**DIRECTIVE**
Copy out every one of the following lines verbatim, leaving the pictures out.
..........
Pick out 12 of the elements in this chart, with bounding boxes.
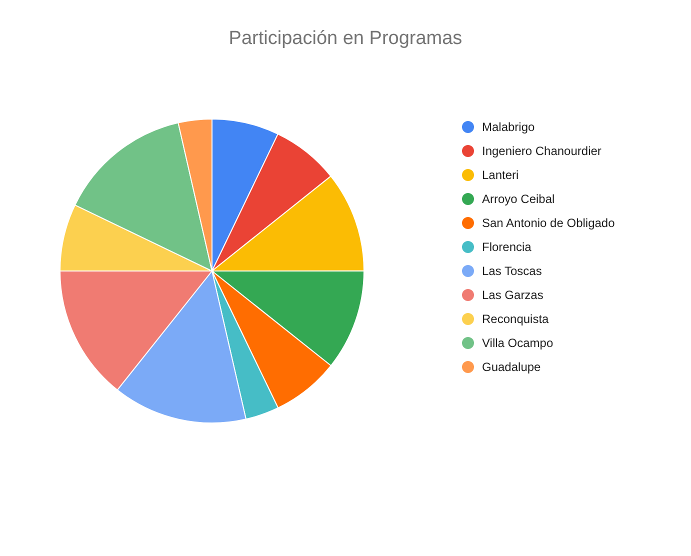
legend-label: Las Toscas	[482, 264, 542, 278]
legend-label: Arroyo Ceibal	[482, 192, 555, 206]
legend-label: Reconquista	[482, 312, 549, 326]
legend-label: Las Garzas	[482, 288, 544, 302]
chart-title: Participación en Programas	[228, 28, 464, 50]
legend-label: Malabrigo	[482, 120, 535, 134]
legend-label: Villa Ocampo	[482, 336, 554, 350]
legend-label: Lanteri	[482, 168, 519, 182]
legend-label: Ingeniero Chanourdier	[482, 144, 602, 158]
legend-label: Guadalupe	[482, 360, 541, 374]
legend-label: Florencia	[482, 240, 532, 254]
legend-label: San Antonio de Obligado	[482, 216, 615, 230]
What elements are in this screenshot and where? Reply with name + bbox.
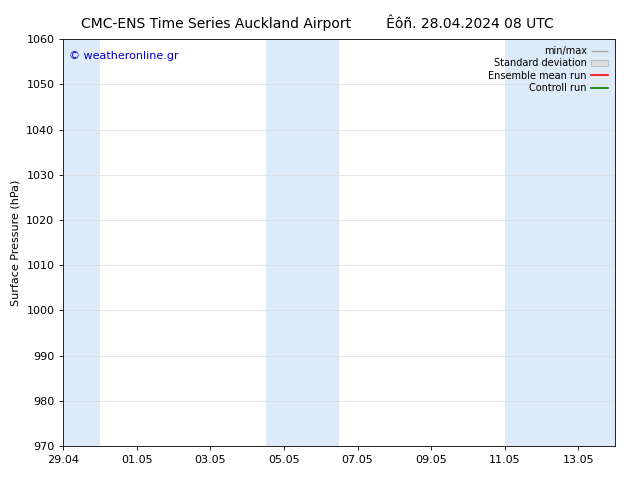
Bar	[505, 39, 615, 446]
Text: CMC-ENS Time Series Auckland Airport        Êôñ. 28.04.2024 08 UTC: CMC-ENS Time Series Auckland Airport Êôñ…	[81, 15, 553, 31]
Bar	[63, 39, 100, 446]
Text: © weatheronline.gr: © weatheronline.gr	[69, 51, 179, 61]
Y-axis label: Surface Pressure (hPa): Surface Pressure (hPa)	[11, 179, 21, 306]
Bar	[266, 39, 339, 446]
Legend: min/max, Standard deviation, Ensemble mean run, Controll run: min/max, Standard deviation, Ensemble me…	[486, 44, 610, 95]
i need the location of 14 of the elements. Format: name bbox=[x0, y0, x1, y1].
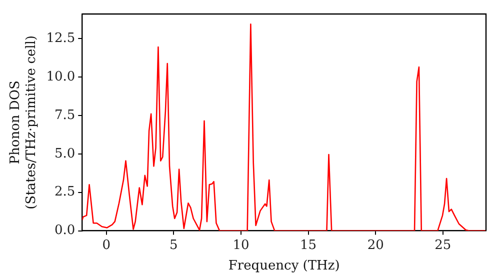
x-tick-label: 5 bbox=[170, 238, 178, 253]
x-tick-label: 25 bbox=[434, 238, 452, 253]
y-tick-label: 2.5 bbox=[54, 184, 76, 200]
x-tick-label: 15 bbox=[300, 238, 317, 253]
x-tick-label: 20 bbox=[367, 238, 384, 253]
y-tick-label: 12.5 bbox=[46, 30, 76, 46]
y-tick-label: 10.0 bbox=[46, 69, 76, 84]
x-tick-label: 10 bbox=[232, 238, 250, 253]
x-tick-label: 0 bbox=[102, 238, 111, 253]
y-tick-label: 5.0 bbox=[54, 146, 76, 162]
y-tick-label: 0.0 bbox=[54, 223, 76, 238]
y-axis-title: Phonon DOS (States/THz·primitive cell) bbox=[8, 35, 39, 210]
y-tick-label: 7.5 bbox=[54, 108, 76, 123]
x-axis-title: Frequency (THz) bbox=[228, 258, 340, 274]
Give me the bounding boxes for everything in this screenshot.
..........
**REPLY TO THE EXERCISE**
Pick out 12 of the elements in this chart, with bounding boxes.
legend-label: Las Toscas	[482, 264, 542, 278]
legend-label: Arroyo Ceibal	[482, 192, 555, 206]
legend-label: Reconquista	[482, 312, 549, 326]
legend-label: Las Garzas	[482, 288, 544, 302]
chart-title: Participación en Programas	[228, 28, 464, 50]
legend-label: Malabrigo	[482, 120, 535, 134]
legend-label: Villa Ocampo	[482, 336, 554, 350]
legend-label: Lanteri	[482, 168, 519, 182]
legend-label: Ingeniero Chanourdier	[482, 144, 602, 158]
legend-label: Guadalupe	[482, 360, 541, 374]
legend-label: Florencia	[482, 240, 532, 254]
legend-label: San Antonio de Obligado	[482, 216, 615, 230]
What elements are in this screenshot and where? Reply with name + bbox.
Bar	[505, 39, 615, 446]
Text: CMC-ENS Time Series Auckland Airport        Êôñ. 28.04.2024 08 UTC: CMC-ENS Time Series Auckland Airport Êôñ…	[81, 15, 553, 31]
Bar	[63, 39, 100, 446]
Text: © weatheronline.gr: © weatheronline.gr	[69, 51, 179, 61]
Y-axis label: Surface Pressure (hPa): Surface Pressure (hPa)	[11, 179, 21, 306]
Bar	[266, 39, 339, 446]
Legend: min/max, Standard deviation, Ensemble mean run, Controll run: min/max, Standard deviation, Ensemble me…	[486, 44, 610, 95]
i need the location of 14 of the elements. Format: name bbox=[x0, y0, x1, y1].
x-tick-label: 5 bbox=[170, 238, 178, 253]
x-tick-label: 25 bbox=[434, 238, 452, 253]
y-tick-label: 2.5 bbox=[54, 184, 76, 200]
x-tick-label: 15 bbox=[300, 238, 317, 253]
x-tick-label: 20 bbox=[367, 238, 384, 253]
y-tick-label: 12.5 bbox=[46, 30, 76, 46]
y-tick-label: 10.0 bbox=[46, 69, 76, 84]
x-tick-label: 10 bbox=[232, 238, 250, 253]
x-tick-label: 0 bbox=[102, 238, 111, 253]
y-tick-label: 5.0 bbox=[54, 146, 76, 162]
y-tick-label: 0.0 bbox=[54, 223, 76, 238]
y-axis-title: Phonon DOS (States/THz·primitive cell) bbox=[8, 35, 39, 210]
y-tick-label: 7.5 bbox=[54, 108, 76, 123]
x-axis-title: Frequency (THz) bbox=[228, 258, 340, 274]
Give me the bounding boxes for everything in this screenshot.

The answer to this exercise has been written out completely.